::: Document section :::
2. EXTRA-AXIAL LESIONS
Foramen magnum masses
Lesions at this location are rare. Clinical features include quadriparesis, headache, neck pain, or bowel-bladder disturbances. Common masses include meningiomas, schwannomas, metastasis, aneurysms and inflammatory masses (9, 10).
V4 dissection
Aetiologies include trauma, hypertension, oral contraceptives, or vascular diseases e.g. fibromuscular dysplasia. V4 dissection presents with severe headache, SAH and brainstem / cerebellar ischemia. Imaging of a V4 dissection may reveal increased external diameter, eccentric T1 high signal (mural haematoma) and luminal narrowing (11, 12).
3. CRANIOVERTEBRAL JUNCTION (CVJ)
CVJ trauma
CVJ injury commonly occurs after a high-velocity impact. Patients may present with neck pain or quadriplegia. On a brain scan, CVJ injuries may be difficult to detect, hence a high suspicion and dedicated spine imaging are crucial in appropriate cases (13,14).
CVJ metastasis
The cervical spine is the 2nd most common location of spinal metastasis, after the thoracic spine. Common primaries include thyroid, lung, breast, renal, and prostate. Patients may present with neck pain, headache and neurological symptoms such as weakness. On MRI, lesions may appear as marrow signal alterations with/without soft-tissue masses (15).
4. REST OF THE PERIVERTERBAL SPACE
Prevertebral abscess
Prevertebral infection occurs due to local extension or hematogenous spread from the aerodigestive system, trauma, spinal osteomyelitis or inflammations (e.g. tendonitis). Symptoms include neck pain/stiffness, fever and/or dysphagia. A peripherally enhancing thick-walled collection with mass effect over the pharynx is seen on imaging (16).
5. PHARYNGEAL MUCOSAL AND PARAPHARYNGEAL SPACES
Nasopharyngeal carcinoma (NPC)
NPC occurs due to genetic susceptibility, carcinogen exposure or due to Epstein-Barr viral infection. The disease is may be silent, or present with epistaxis, nasal block, or cranial nerve palsies. NPCs demonstrate intermediate T2 signals and low T1 signals. Enhancement is lesser than normal mucosa. (17).
::: Data provided :::
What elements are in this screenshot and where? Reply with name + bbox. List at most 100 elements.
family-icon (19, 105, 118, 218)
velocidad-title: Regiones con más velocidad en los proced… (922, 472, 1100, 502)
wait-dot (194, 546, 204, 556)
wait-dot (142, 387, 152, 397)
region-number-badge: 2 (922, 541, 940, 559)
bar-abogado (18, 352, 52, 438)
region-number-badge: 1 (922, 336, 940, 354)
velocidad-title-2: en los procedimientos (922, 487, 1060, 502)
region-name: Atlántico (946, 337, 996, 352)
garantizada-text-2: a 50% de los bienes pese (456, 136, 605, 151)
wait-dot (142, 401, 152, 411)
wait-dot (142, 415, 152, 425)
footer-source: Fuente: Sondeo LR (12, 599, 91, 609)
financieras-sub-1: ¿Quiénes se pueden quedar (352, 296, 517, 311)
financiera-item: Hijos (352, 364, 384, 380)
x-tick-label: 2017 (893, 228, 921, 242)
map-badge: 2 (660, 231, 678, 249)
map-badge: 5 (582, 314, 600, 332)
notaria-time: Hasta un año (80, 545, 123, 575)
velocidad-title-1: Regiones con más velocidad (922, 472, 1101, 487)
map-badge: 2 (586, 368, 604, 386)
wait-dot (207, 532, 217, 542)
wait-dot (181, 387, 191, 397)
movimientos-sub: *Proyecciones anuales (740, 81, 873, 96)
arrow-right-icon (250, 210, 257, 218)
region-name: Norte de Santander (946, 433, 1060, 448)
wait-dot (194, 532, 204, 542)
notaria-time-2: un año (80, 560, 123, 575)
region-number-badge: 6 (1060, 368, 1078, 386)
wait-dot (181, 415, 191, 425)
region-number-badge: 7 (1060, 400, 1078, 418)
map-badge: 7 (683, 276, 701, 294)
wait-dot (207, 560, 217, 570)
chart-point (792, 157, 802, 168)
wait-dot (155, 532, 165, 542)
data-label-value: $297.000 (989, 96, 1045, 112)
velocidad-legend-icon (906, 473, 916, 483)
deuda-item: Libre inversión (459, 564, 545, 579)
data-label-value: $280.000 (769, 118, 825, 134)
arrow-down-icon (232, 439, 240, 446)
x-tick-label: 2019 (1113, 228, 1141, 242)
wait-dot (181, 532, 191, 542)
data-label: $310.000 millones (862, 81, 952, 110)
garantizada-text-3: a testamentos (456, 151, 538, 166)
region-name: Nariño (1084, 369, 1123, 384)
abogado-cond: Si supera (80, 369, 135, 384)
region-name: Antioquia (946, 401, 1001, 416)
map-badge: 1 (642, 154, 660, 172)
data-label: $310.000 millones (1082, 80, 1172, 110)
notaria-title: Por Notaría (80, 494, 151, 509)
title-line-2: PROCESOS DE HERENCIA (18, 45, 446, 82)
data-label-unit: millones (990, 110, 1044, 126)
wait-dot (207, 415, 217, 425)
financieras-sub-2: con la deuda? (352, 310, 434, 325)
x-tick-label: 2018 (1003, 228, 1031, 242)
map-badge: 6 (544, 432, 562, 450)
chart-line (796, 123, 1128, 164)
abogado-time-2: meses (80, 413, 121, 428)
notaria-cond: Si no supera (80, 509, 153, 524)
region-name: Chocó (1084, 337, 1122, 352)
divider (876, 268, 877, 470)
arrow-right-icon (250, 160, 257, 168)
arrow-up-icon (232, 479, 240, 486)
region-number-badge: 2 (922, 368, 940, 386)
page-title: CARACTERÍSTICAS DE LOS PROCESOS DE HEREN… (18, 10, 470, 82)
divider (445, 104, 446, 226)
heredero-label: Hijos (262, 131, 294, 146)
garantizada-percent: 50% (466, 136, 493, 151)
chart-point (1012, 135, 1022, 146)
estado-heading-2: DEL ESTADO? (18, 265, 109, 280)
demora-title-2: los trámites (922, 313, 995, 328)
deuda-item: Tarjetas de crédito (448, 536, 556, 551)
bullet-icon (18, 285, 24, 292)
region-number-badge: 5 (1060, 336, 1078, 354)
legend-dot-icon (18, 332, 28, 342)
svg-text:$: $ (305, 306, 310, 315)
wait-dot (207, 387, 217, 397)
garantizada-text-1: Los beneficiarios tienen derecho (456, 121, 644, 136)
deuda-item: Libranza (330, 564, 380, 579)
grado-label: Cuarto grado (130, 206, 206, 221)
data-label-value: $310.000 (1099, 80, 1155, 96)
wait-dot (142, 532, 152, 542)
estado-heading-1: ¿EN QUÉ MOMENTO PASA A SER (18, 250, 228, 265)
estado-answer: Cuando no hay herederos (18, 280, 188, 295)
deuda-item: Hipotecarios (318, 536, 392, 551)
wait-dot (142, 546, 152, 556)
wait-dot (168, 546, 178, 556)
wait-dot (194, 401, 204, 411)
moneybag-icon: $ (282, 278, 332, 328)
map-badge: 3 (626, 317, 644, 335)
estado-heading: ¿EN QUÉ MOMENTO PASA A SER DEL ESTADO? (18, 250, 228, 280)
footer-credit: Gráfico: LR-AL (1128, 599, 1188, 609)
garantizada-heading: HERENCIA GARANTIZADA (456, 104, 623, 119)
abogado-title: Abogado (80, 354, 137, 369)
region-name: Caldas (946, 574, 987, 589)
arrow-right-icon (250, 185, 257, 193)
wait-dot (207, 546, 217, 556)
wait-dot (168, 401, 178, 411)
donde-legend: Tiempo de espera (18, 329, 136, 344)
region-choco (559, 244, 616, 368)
:::
Please reproduce the part of the imaging text starting with "CVJ metastasis" and going on through "on imaging (16).".

CVJ metastasis
The cervical spine is the 2nd most common location of spinal metastasis, after the thoracic spine. Common primaries include thyroid, lung, breast, renal, and prostate. Patients may present with neck pain, headache and neurological symptoms such as weakness. On MRI, lesions may appear as marrow signal alterations with/without soft-tissue masses (15).
4. REST OF THE PERIVERTERBAL SPACE
Prevertebral abscess
Prevertebral infection occurs due to local extension or hematogenous spread from the aerodigestive system, trauma, spinal osteomyelitis or inflammations (e.g. tendonitis). Symptoms include neck pain/stiffness, fever and/or dysphagia. A peripherally enhancing thick-walled collection with mass effect over the pharynx is seen on imaging (16).